Task prompt:
Give only the number of lines that hold the word "Consents".

begin

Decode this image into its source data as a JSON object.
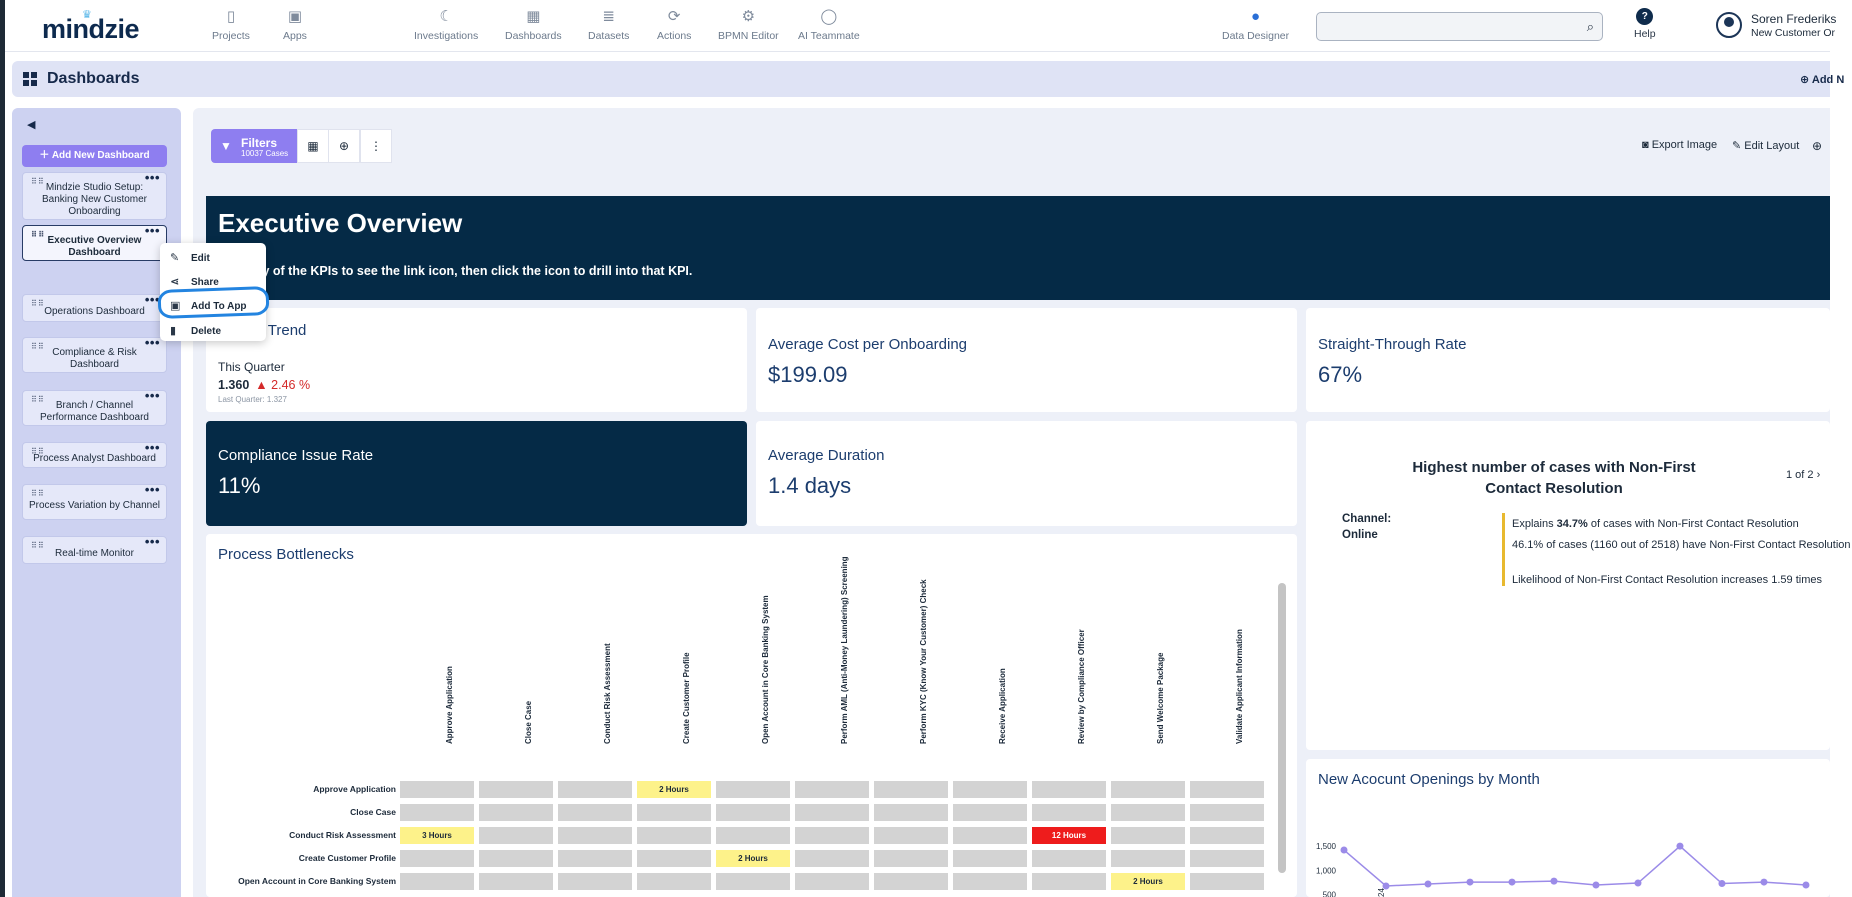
{
  "app": {
    "logo": "mindzie",
    "nav": [
      {
        "label": "Projects",
        "icon": "document-icon"
      },
      {
        "label": "Apps",
        "icon": "apps-icon"
      },
      {
        "label": "Investigations",
        "icon": "investigations-icon"
      },
      {
        "label": "Dashboards",
        "icon": "dashboards-icon"
      },
      {
        "label": "Datasets",
        "icon": "datasets-icon"
      },
      {
        "label": "Actions",
        "icon": "actions-icon"
      },
      {
        "label": "BPMN Editor",
        "icon": "bpmn-icon"
      },
      {
        "label": "AI Teammate",
        "icon": "chat-icon"
      },
      {
        "label": "Data Designer",
        "icon": "data-designer-icon"
      }
    ],
    "search": {
      "value": "",
      "placeholder": ""
    },
    "help_label": "Help",
    "user": {
      "name": "Soren Frederiks",
      "subtitle": "New Customer Or"
    }
  },
  "header": {
    "title": "Dashboards",
    "add_new": "Add N"
  },
  "sidebar": {
    "add_button": "Add New Dashboard",
    "dashboards": [
      "Mindzie Studio Setup: Banking New Customer Onboarding",
      "Executive Overview Dashboard",
      "Operations Dashboard",
      "Compliance & Risk Dashboard",
      "Branch / Channel Performance Dashboard",
      "Process Analyst Dashboard",
      "Process Variation by Channel",
      "Real-time Monitor"
    ],
    "active_index": 1
  },
  "context_menu": {
    "items": [
      {
        "label": "Edit",
        "icon": "pencil-icon"
      },
      {
        "label": "Share",
        "icon": "share-icon"
      },
      {
        "label": "Add To App",
        "icon": "add-to-app-icon"
      },
      {
        "label": "Delete",
        "icon": "trash-icon"
      }
    ]
  },
  "toolbar": {
    "filters_label": "Filters",
    "filters_count": "10037 Cases",
    "export_image": "Export Image",
    "edit_layout": "Edit Layout"
  },
  "banner": {
    "title": "Executive Overview",
    "subtitle": "over any of the KPIs to see the link icon, then click the icon to drill into that KPI."
  },
  "kpis": {
    "duration_trend": {
      "title": "uration Trend",
      "period": "This Quarter",
      "value": "1.360",
      "change": "2.46 %",
      "last_quarter": "Last Quarter:   1.327"
    },
    "avg_cost": {
      "title": "Average Cost per Onboarding",
      "value": "$199.09"
    },
    "stp": {
      "title": "Straight-Through Rate",
      "value": "67%"
    },
    "compliance": {
      "title": "Compliance Issue Rate",
      "value": "11%"
    },
    "avg_duration": {
      "title": "Average Duration",
      "value": "1.4 days"
    }
  },
  "insight": {
    "title": "Highest number of cases with Non-First Contact Resolution",
    "page": "1 of 2",
    "channel_label": "Channel:",
    "channel_value": "Online",
    "line1_pre": "Explains ",
    "line1_bold": "34.7%",
    "line1_post": " of cases with Non-First Contact Resolution",
    "line2": "46.1% of cases (1160 out of 2518) have Non-First Contact Resolution",
    "line3": "Likelihood of Non-First Contact Resolution increases 1.59 times"
  },
  "bottlenecks": {
    "title": "Process Bottlenecks",
    "columns": [
      "Approve Application",
      "Close Case",
      "Conduct Risk Assessment",
      "Create Customer Profile",
      "Open Account in Core Banking System",
      "Perform AML (Anti-Money Laundering) Screening",
      "Perform KYC (Know Your Customer) Check",
      "Receive Application",
      "Review by Compliance Officer",
      "Send Welcome Package",
      "Validate Applicant Information"
    ],
    "rows": [
      {
        "label": "Approve Application",
        "cells": [
          {
            "c": 3,
            "text": "2 Hours",
            "level": "y"
          }
        ]
      },
      {
        "label": "Close Case",
        "cells": []
      },
      {
        "label": "Conduct Risk Assessment",
        "cells": [
          {
            "c": 0,
            "text": "3 Hours",
            "level": "y"
          },
          {
            "c": 8,
            "text": "12 Hours",
            "level": "r"
          }
        ]
      },
      {
        "label": "Create Customer Profile",
        "cells": [
          {
            "c": 4,
            "text": "2 Hours",
            "level": "y"
          }
        ]
      },
      {
        "label": "Open Account in Core Banking System",
        "cells": [
          {
            "c": 9,
            "text": "2 Hours",
            "level": "y"
          }
        ]
      }
    ],
    "colors": {
      "empty": "#d3d3d3",
      "warn": "#fdf28a",
      "critical": "#ee1c1c"
    }
  },
  "chart_data": {
    "type": "line",
    "title": "New Acocunt Openings by Month",
    "ylim": [
      0,
      1750
    ],
    "yticks": [
      "1,500",
      "1,000",
      "500"
    ],
    "ytick_values": [
      1500,
      1000,
      500
    ],
    "x_tick_first": "24",
    "series": [
      {
        "values": [
          1420,
          680,
          720,
          760,
          760,
          780,
          700,
          740,
          1500,
          730,
          760,
          700
        ]
      }
    ],
    "color": "#9b8be8"
  }
}
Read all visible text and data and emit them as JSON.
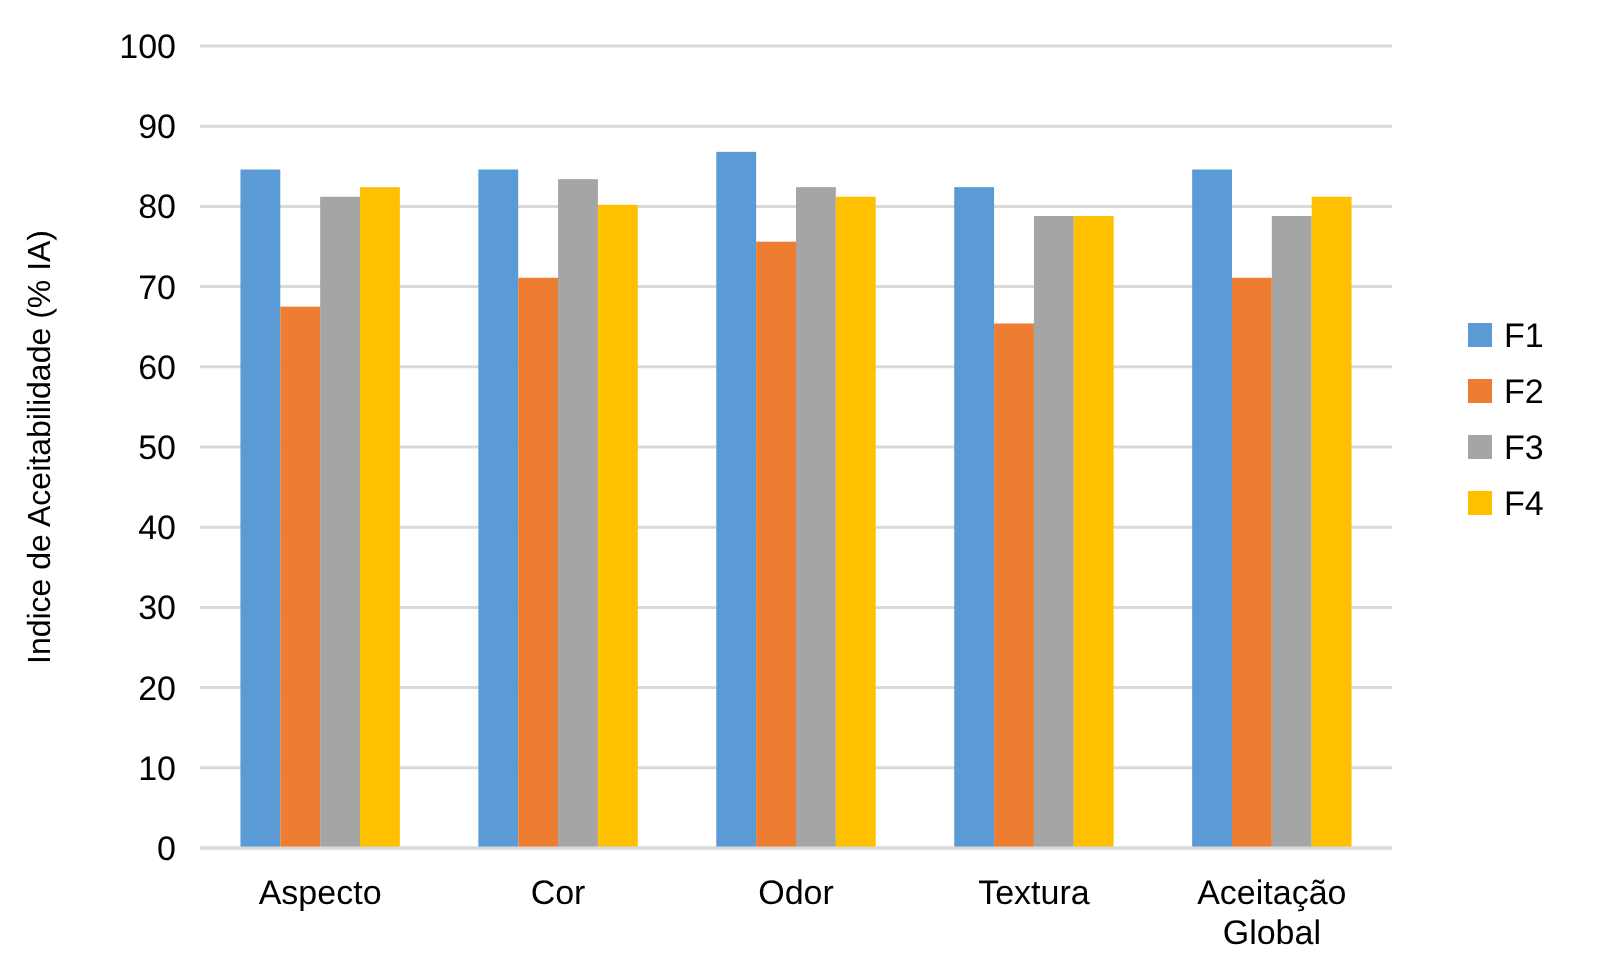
{
  "chart_data": {
    "type": "bar",
    "ylabel": "Indice de Aceitabilidade (% IA)",
    "categories": [
      "Aspecto",
      "Cor",
      "Odor",
      "Textura",
      "Aceitação Global"
    ],
    "series": [
      {
        "name": "F1",
        "color": "#5b9bd5",
        "values": [
          84.6,
          84.6,
          86.8,
          82.4,
          84.6
        ]
      },
      {
        "name": "F2",
        "color": "#ed7d31",
        "values": [
          67.5,
          71.1,
          75.6,
          65.4,
          71.1
        ]
      },
      {
        "name": "F3",
        "color": "#a5a5a5",
        "values": [
          81.2,
          83.4,
          82.4,
          78.8,
          78.8
        ]
      },
      {
        "name": "F4",
        "color": "#ffc000",
        "values": [
          82.4,
          80.2,
          81.2,
          78.8,
          81.2
        ]
      }
    ],
    "ylim": [
      0,
      100
    ],
    "yticks": [
      0,
      10,
      20,
      30,
      40,
      50,
      60,
      70,
      80,
      90,
      100
    ],
    "grid": "y",
    "legend": "right"
  }
}
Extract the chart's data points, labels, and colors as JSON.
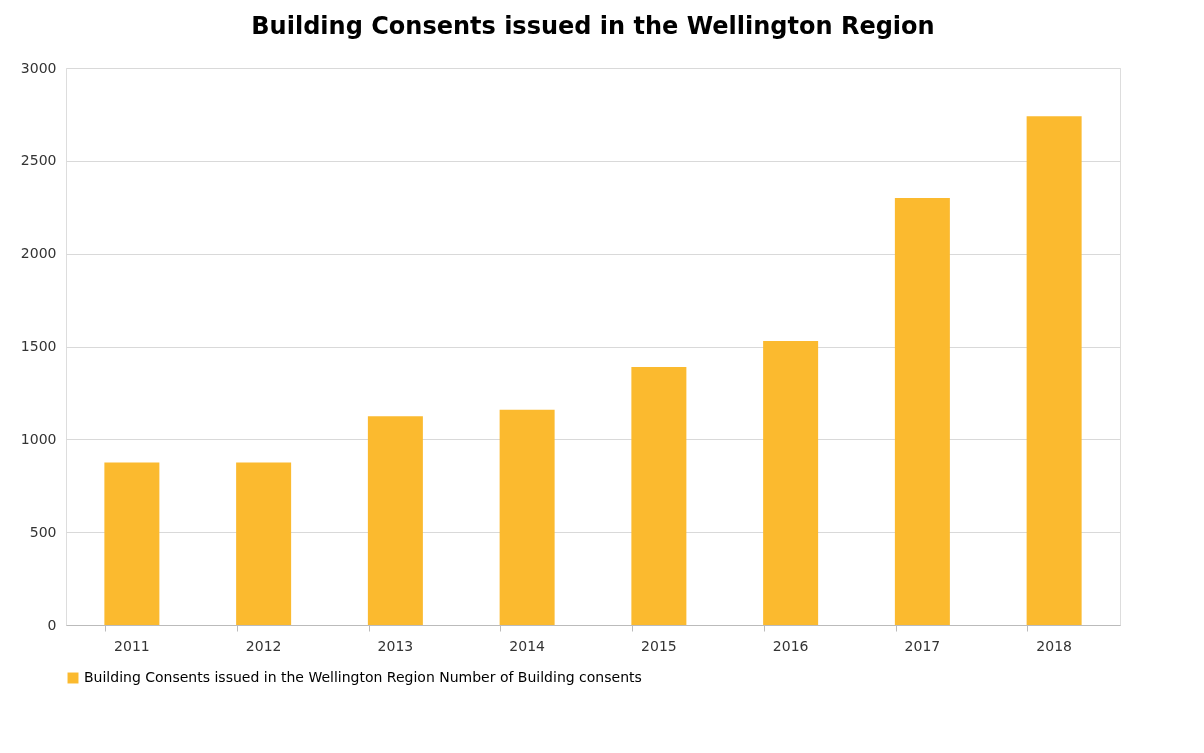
{
  "chart_data": {
    "type": "bar",
    "title": "Building Consents issued in the Wellington Region",
    "categories": [
      "2011",
      "2012",
      "2013",
      "2014",
      "2015",
      "2016",
      "2017",
      "2018"
    ],
    "series": [
      {
        "name": "Building Consents issued in the Wellington Region Number of Building consents",
        "color": "#fbba2f",
        "values": [
          875,
          875,
          1125,
          1160,
          1390,
          1530,
          2300,
          2740
        ]
      }
    ],
    "ylim": [
      0,
      3000
    ],
    "yticks": [
      0,
      500,
      1000,
      1500,
      2000,
      2500,
      3000
    ],
    "grid": "y",
    "legend": "bottom"
  }
}
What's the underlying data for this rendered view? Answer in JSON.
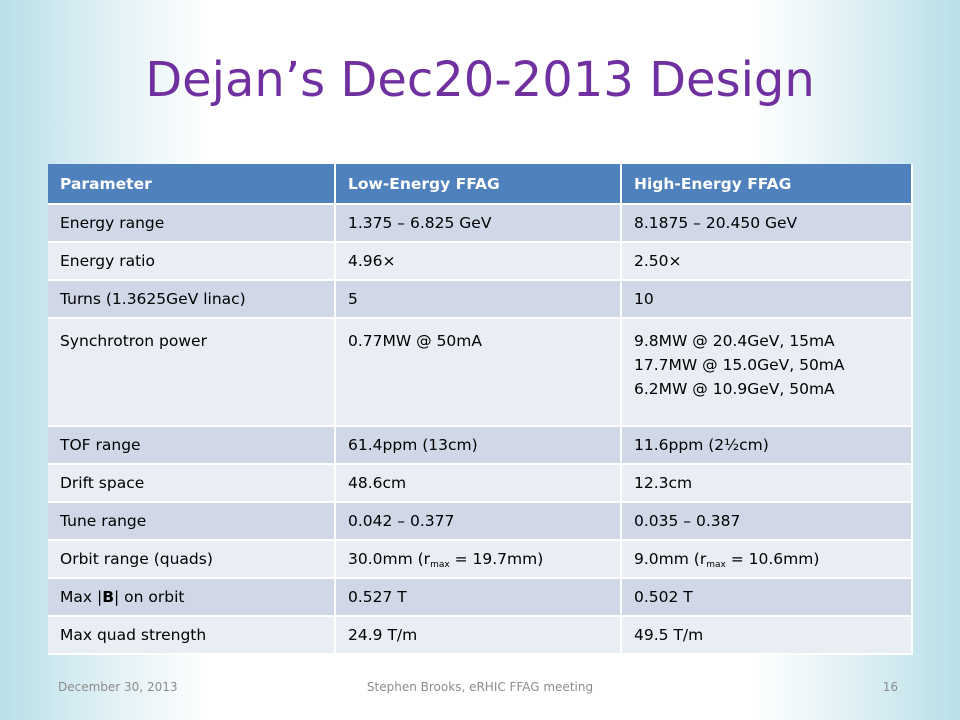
{
  "title": "Dejan’s Dec20-2013 Design",
  "table": {
    "headers": [
      "Parameter",
      "Low-Energy FFAG",
      "High-Energy FFAG"
    ],
    "rows": {
      "energy_range": {
        "param": "Energy range",
        "low": "1.375 – 6.825 GeV",
        "high": "8.1875 – 20.450 GeV"
      },
      "energy_ratio": {
        "param": "Energy ratio",
        "low": "4.96×",
        "high": "2.50×"
      },
      "turns": {
        "param": "Turns (1.3625GeV linac)",
        "low": "5",
        "high": "10"
      },
      "synchrotron_power": {
        "param": "Synchrotron power",
        "low": "0.77MW @ 50mA",
        "high": [
          "9.8MW @ 20.4GeV, 15mA",
          "17.7MW @ 15.0GeV, 50mA",
          "6.2MW @ 10.9GeV, 50mA"
        ]
      },
      "tof_range": {
        "param": "TOF range",
        "low": "61.4ppm (13cm)",
        "high": "11.6ppm (2½cm)"
      },
      "drift_space": {
        "param": "Drift space",
        "low": "48.6cm",
        "high": "12.3cm"
      },
      "tune_range": {
        "param": "Tune range",
        "low": "0.042 – 0.377",
        "high": "0.035 – 0.387"
      },
      "orbit_range": {
        "param": "Orbit range (quads)",
        "low": {
          "pre": "30.0mm (r",
          "sub": "max",
          "post": " = 19.7mm)"
        },
        "high": {
          "pre": "9.0mm (r",
          "sub": "max",
          "post": " = 10.6mm)"
        }
      },
      "max_b": {
        "param_pre": "Max |",
        "param_bold": "B",
        "param_post": "| on orbit",
        "low": "0.527 T",
        "high": "0.502 T"
      },
      "max_quad": {
        "param": "Max quad strength",
        "low": "24.9 T/m",
        "high": "49.5 T/m"
      }
    }
  },
  "footer": {
    "date": "December 30, 2013",
    "center": "Stephen Brooks, eRHIC FFAG meeting",
    "page": "16"
  },
  "colors": {
    "title": "#7030a0",
    "header_bg": "#4f81bd",
    "row_odd": "#d0d8e8",
    "row_even": "#e9edf4"
  }
}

end

Exercise result:
2